-- Begin Excerpted data --

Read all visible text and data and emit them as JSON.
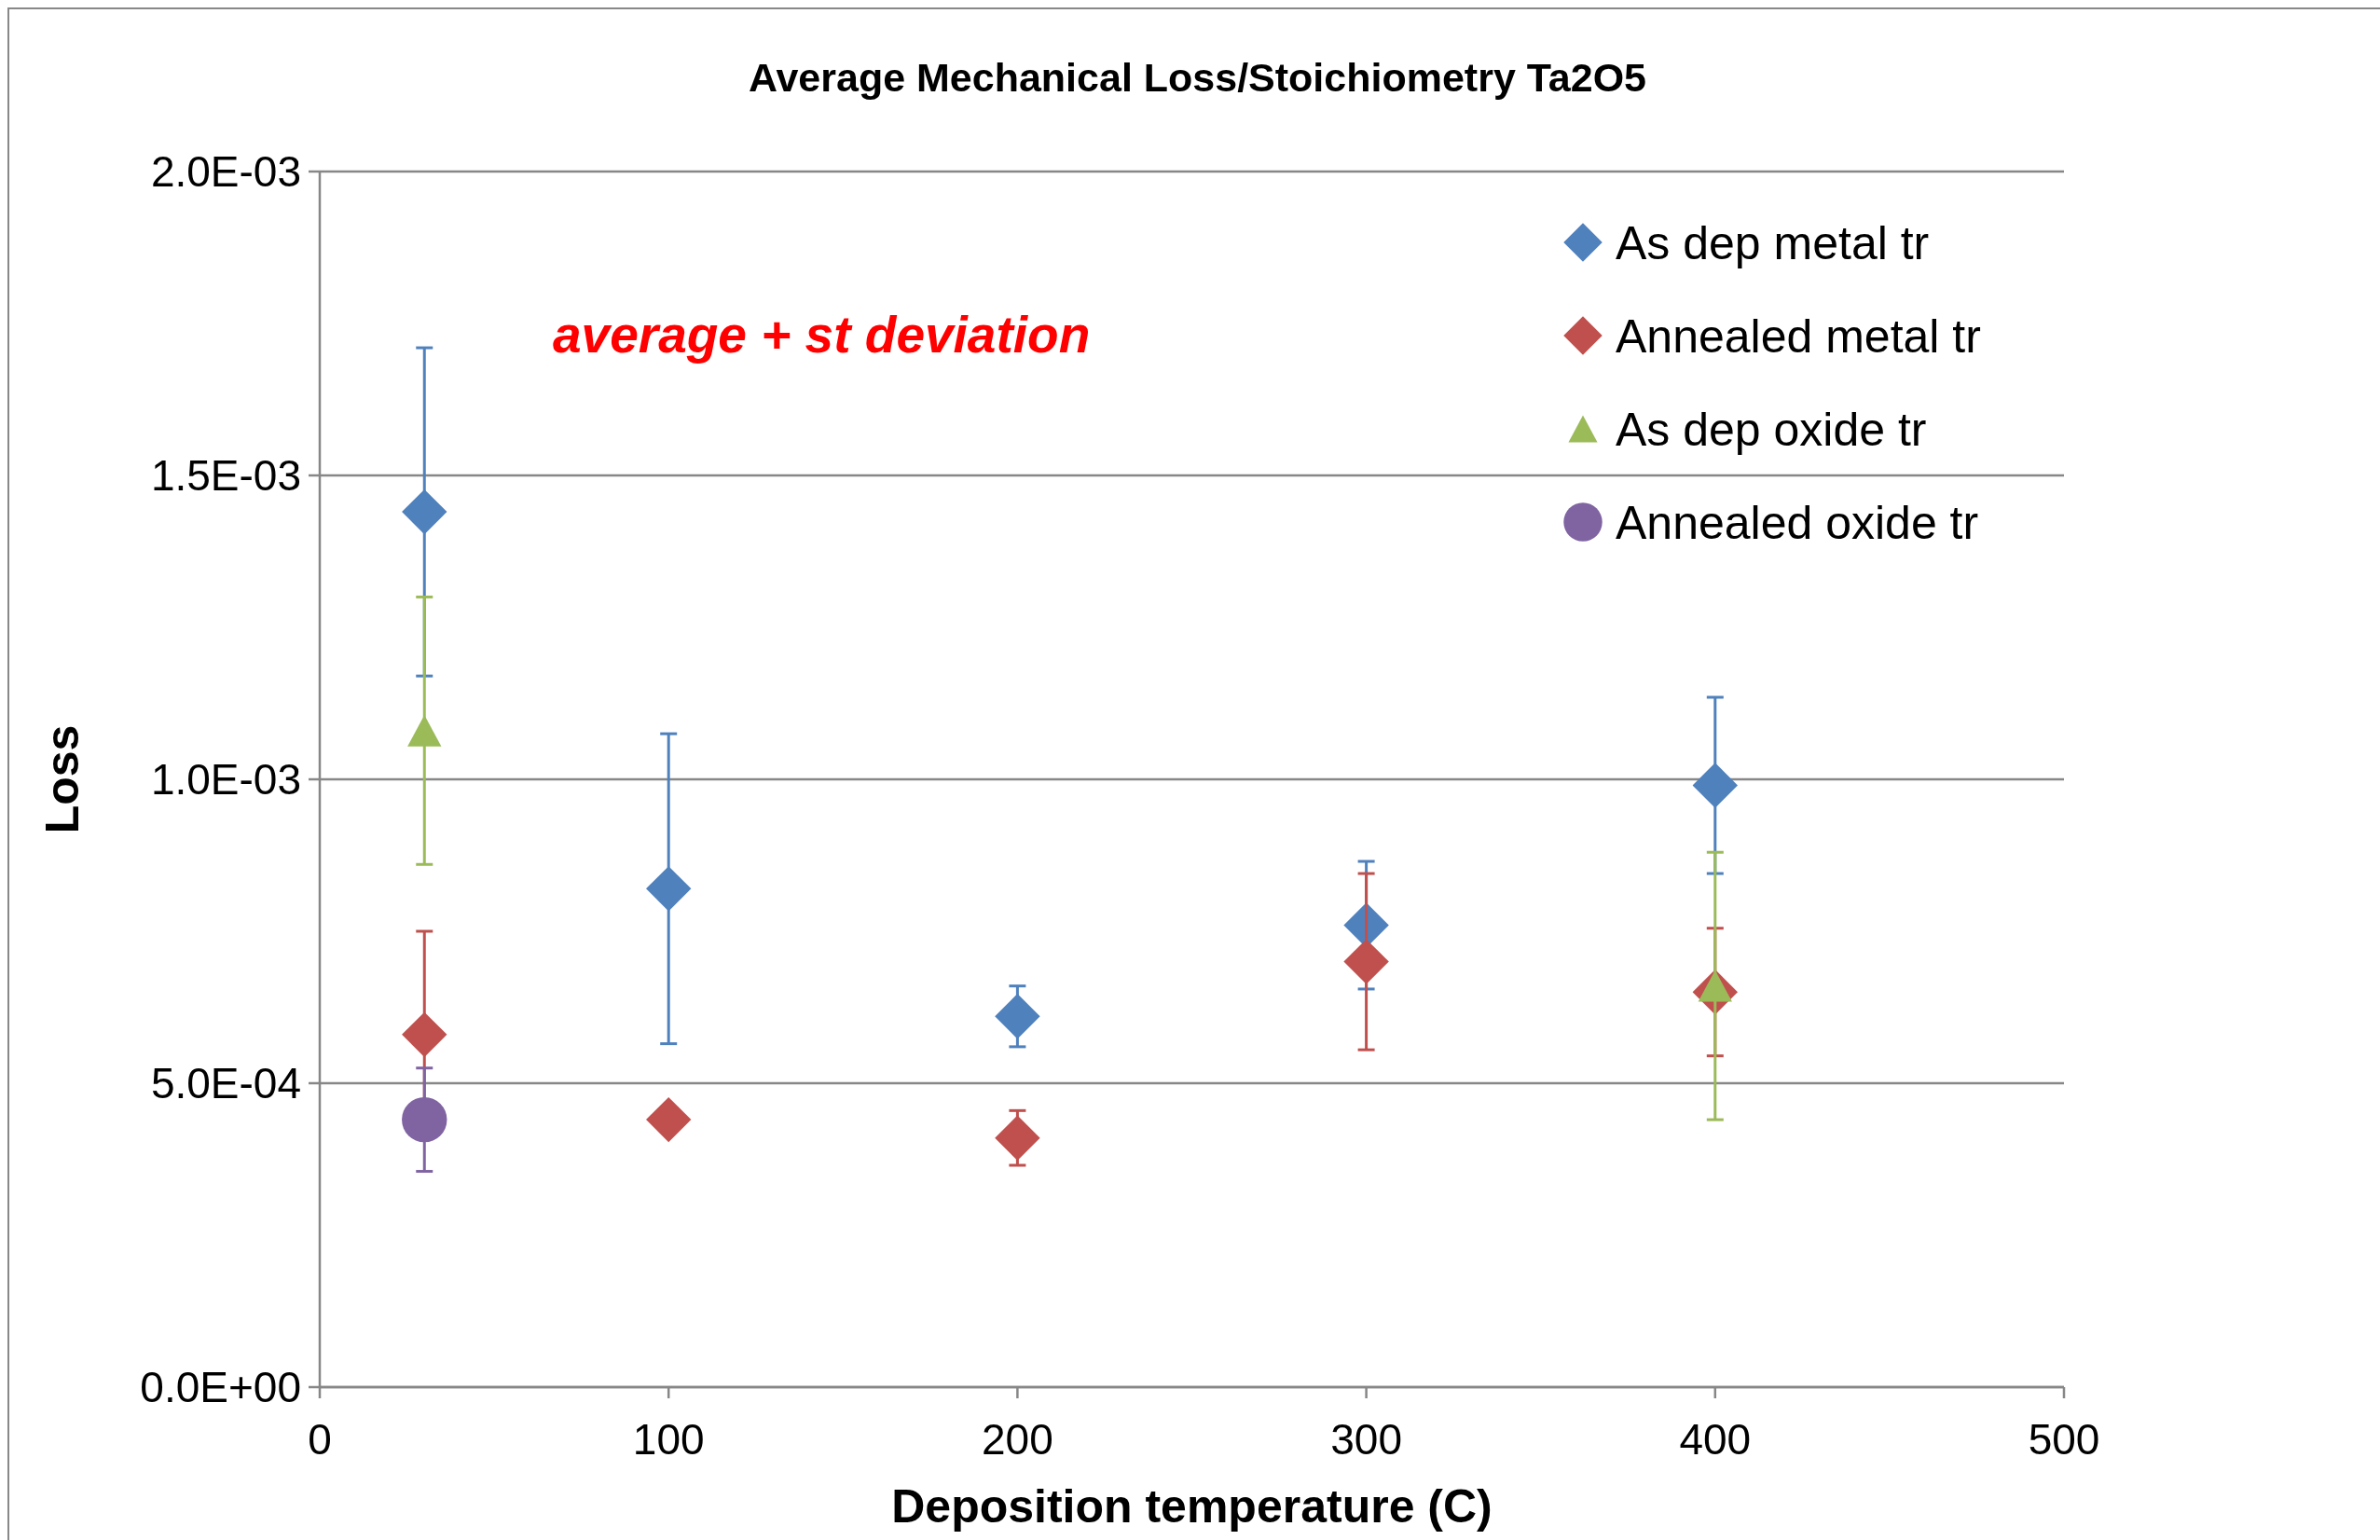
{
  "chart_data": {
    "type": "scatter",
    "title": "Average Mechanical Loss/Stoichiometry Ta2O5",
    "xlabel": "Deposition temperature (C)",
    "ylabel": "Loss",
    "annotations": [
      "average + st deviation"
    ],
    "xlim": [
      0,
      500
    ],
    "xticks": [
      0,
      100,
      200,
      300,
      400,
      500
    ],
    "ylim": [
      0,
      0.002
    ],
    "yticks": [
      {
        "value": 0,
        "label": "0.0E+00"
      },
      {
        "value": 0.0005,
        "label": "5.0E-04"
      },
      {
        "value": 0.001,
        "label": "1.0E-03"
      },
      {
        "value": 0.0015,
        "label": "1.5E-03"
      },
      {
        "value": 0.002,
        "label": "2.0E-03"
      }
    ],
    "grid": "y",
    "legend": "top right",
    "series": [
      {
        "name": "As dep metal tr",
        "color": "#4f81bd",
        "marker": "diamond",
        "x": [
          30,
          100,
          200,
          300,
          400
        ],
        "values": [
          0.00144,
          0.00082,
          0.00061,
          0.00076,
          0.00099
        ],
        "errors": [
          0.00027,
          0.000255,
          5e-05,
          0.000105,
          0.000145
        ]
      },
      {
        "name": "Annealed metal tr",
        "color": "#c0504d",
        "marker": "diamond",
        "x": [
          30,
          100,
          200,
          300,
          400
        ],
        "values": [
          0.00058,
          0.00044,
          0.00041,
          0.0007,
          0.00065
        ],
        "errors": [
          0.00017,
          null,
          4.5e-05,
          0.000145,
          0.000105
        ]
      },
      {
        "name": "As dep oxide tr",
        "color": "#9bbb59",
        "marker": "triangle",
        "x": [
          30,
          400
        ],
        "values": [
          0.00108,
          0.00066
        ],
        "errors": [
          0.00022,
          0.00022
        ]
      },
      {
        "name": "Annealed oxide tr",
        "color": "#8064a2",
        "marker": "circle",
        "x": [
          30
        ],
        "values": [
          0.00044
        ],
        "errors": [
          8.5e-05
        ]
      }
    ]
  }
}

-- End Excerpted data --

(Aim) Return each full line of the entries that contains the word "name".

(Written answer)
        "name": "As dep metal tr",
        "name": "Annealed metal tr",
        "name": "As dep oxide tr",
        "name": "Annealed oxide tr",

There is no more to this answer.